ENTRIES —
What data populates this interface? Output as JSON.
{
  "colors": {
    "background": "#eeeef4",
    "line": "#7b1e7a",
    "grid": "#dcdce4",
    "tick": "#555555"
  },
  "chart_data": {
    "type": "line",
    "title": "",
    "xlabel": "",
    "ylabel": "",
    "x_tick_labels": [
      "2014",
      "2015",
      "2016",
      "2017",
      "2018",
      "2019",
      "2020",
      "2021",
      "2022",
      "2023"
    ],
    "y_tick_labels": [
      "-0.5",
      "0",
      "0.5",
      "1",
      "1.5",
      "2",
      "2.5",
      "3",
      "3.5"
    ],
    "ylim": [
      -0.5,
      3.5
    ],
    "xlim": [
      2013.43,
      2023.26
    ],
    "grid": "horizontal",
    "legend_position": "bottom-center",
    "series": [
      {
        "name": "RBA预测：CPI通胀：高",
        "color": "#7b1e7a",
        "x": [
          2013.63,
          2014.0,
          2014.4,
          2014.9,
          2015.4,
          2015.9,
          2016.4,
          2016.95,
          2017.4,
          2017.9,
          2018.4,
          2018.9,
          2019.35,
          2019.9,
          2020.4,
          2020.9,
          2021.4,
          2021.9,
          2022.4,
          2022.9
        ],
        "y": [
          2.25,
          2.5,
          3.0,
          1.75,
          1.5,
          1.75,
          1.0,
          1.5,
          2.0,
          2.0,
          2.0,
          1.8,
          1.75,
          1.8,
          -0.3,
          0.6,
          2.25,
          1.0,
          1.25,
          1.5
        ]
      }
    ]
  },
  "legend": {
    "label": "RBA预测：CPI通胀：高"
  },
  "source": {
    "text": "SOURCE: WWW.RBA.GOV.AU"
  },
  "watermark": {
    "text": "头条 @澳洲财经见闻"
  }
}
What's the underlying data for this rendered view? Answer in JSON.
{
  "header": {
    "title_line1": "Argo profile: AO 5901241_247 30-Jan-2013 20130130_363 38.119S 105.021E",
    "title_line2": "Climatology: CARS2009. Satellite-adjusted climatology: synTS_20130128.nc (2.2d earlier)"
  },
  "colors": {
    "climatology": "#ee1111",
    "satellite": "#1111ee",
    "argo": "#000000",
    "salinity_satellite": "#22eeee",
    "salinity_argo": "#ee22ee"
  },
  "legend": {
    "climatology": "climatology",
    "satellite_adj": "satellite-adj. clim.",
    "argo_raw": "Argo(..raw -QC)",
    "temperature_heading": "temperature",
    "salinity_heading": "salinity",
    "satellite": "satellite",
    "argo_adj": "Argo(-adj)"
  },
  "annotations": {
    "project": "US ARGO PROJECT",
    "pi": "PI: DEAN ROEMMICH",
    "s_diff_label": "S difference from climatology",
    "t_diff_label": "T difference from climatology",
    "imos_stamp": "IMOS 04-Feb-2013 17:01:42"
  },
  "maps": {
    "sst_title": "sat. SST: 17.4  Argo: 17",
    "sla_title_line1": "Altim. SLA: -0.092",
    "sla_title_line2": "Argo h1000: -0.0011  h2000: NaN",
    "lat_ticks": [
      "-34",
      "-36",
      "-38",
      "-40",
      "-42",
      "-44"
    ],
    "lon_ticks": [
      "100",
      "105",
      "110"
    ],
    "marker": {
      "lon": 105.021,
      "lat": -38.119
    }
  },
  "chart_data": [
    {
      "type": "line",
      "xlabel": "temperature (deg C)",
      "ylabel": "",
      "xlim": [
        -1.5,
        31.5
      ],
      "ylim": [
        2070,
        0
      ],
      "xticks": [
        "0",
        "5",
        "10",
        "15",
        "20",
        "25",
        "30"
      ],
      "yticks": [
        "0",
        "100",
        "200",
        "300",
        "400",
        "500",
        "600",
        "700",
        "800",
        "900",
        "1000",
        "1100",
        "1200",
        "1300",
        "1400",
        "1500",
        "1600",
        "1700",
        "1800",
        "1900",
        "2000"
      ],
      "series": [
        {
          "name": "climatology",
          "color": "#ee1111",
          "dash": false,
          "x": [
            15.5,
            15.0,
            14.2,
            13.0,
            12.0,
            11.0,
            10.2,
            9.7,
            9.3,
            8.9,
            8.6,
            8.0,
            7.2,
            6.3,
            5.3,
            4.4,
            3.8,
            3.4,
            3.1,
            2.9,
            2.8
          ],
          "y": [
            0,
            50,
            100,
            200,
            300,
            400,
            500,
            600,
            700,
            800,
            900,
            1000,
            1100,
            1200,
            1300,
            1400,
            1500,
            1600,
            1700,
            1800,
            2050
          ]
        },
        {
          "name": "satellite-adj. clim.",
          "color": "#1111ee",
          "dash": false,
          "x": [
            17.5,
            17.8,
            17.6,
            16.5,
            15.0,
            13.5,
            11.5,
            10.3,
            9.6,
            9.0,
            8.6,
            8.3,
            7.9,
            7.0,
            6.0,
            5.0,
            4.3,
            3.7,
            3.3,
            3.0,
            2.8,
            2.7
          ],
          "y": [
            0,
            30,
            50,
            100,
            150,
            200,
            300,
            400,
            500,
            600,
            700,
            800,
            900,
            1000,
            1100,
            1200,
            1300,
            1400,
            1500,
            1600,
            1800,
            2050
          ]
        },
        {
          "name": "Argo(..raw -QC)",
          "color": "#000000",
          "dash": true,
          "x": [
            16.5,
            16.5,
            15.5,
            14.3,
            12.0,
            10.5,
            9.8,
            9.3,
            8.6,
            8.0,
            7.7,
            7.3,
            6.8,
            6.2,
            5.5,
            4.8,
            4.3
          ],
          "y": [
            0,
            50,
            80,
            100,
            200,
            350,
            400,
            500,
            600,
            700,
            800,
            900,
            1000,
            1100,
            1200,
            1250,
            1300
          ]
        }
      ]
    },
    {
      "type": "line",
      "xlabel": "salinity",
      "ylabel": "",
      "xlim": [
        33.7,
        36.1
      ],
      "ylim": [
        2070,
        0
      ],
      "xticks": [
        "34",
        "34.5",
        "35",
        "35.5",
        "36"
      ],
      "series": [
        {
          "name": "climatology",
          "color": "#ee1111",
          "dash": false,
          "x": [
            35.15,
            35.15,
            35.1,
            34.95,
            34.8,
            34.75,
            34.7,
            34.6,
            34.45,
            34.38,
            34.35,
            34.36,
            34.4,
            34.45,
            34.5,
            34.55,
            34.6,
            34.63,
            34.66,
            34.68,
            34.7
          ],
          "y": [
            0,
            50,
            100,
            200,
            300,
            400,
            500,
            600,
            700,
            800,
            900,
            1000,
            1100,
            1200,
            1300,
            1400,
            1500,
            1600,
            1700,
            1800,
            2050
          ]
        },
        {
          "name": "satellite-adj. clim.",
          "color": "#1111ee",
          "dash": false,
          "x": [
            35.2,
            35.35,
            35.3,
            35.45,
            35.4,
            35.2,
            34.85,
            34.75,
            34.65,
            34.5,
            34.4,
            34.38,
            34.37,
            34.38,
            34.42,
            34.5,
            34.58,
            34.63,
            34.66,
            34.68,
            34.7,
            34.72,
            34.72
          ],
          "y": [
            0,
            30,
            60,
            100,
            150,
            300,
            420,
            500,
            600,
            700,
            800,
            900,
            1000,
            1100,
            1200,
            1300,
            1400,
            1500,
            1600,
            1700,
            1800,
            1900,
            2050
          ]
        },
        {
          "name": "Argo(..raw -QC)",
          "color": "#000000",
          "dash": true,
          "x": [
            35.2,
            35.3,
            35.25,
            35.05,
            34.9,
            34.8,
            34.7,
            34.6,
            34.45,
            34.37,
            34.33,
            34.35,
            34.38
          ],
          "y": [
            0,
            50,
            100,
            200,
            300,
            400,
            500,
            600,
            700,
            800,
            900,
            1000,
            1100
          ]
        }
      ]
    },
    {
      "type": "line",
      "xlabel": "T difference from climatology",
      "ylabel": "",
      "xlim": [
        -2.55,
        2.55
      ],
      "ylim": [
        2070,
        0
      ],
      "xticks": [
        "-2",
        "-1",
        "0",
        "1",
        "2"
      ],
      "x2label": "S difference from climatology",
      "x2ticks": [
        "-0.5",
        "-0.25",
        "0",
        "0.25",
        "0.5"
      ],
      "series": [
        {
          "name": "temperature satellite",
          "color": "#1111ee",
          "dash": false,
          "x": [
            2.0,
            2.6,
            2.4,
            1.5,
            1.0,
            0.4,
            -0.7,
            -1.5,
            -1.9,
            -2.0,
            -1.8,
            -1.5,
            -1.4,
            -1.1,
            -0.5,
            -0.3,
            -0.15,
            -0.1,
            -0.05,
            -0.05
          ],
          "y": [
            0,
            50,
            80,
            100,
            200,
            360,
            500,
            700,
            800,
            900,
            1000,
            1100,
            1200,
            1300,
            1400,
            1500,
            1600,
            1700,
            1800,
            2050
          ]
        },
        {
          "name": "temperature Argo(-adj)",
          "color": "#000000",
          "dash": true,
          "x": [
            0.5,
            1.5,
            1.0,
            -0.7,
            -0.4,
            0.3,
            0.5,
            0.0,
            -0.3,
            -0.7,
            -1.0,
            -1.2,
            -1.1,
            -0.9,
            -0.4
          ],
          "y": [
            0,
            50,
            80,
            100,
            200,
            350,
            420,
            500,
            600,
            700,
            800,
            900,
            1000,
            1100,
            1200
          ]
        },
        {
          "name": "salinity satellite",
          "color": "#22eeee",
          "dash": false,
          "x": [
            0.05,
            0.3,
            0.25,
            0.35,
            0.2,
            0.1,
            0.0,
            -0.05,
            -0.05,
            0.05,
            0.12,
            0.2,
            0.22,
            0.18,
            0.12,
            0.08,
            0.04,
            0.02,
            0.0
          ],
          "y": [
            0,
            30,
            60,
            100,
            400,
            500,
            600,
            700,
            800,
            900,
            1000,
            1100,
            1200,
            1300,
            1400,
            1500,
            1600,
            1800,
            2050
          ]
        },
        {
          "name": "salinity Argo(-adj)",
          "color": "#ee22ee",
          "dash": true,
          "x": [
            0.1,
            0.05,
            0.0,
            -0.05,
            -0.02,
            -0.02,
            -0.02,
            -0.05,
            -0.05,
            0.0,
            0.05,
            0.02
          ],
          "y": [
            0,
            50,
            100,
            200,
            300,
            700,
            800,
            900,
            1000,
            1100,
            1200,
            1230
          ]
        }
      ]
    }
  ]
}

EXERCISE BRIEF — Say how many lines include the word "CPI通胀"; reply with the number alone.

FINAL RESULT — 2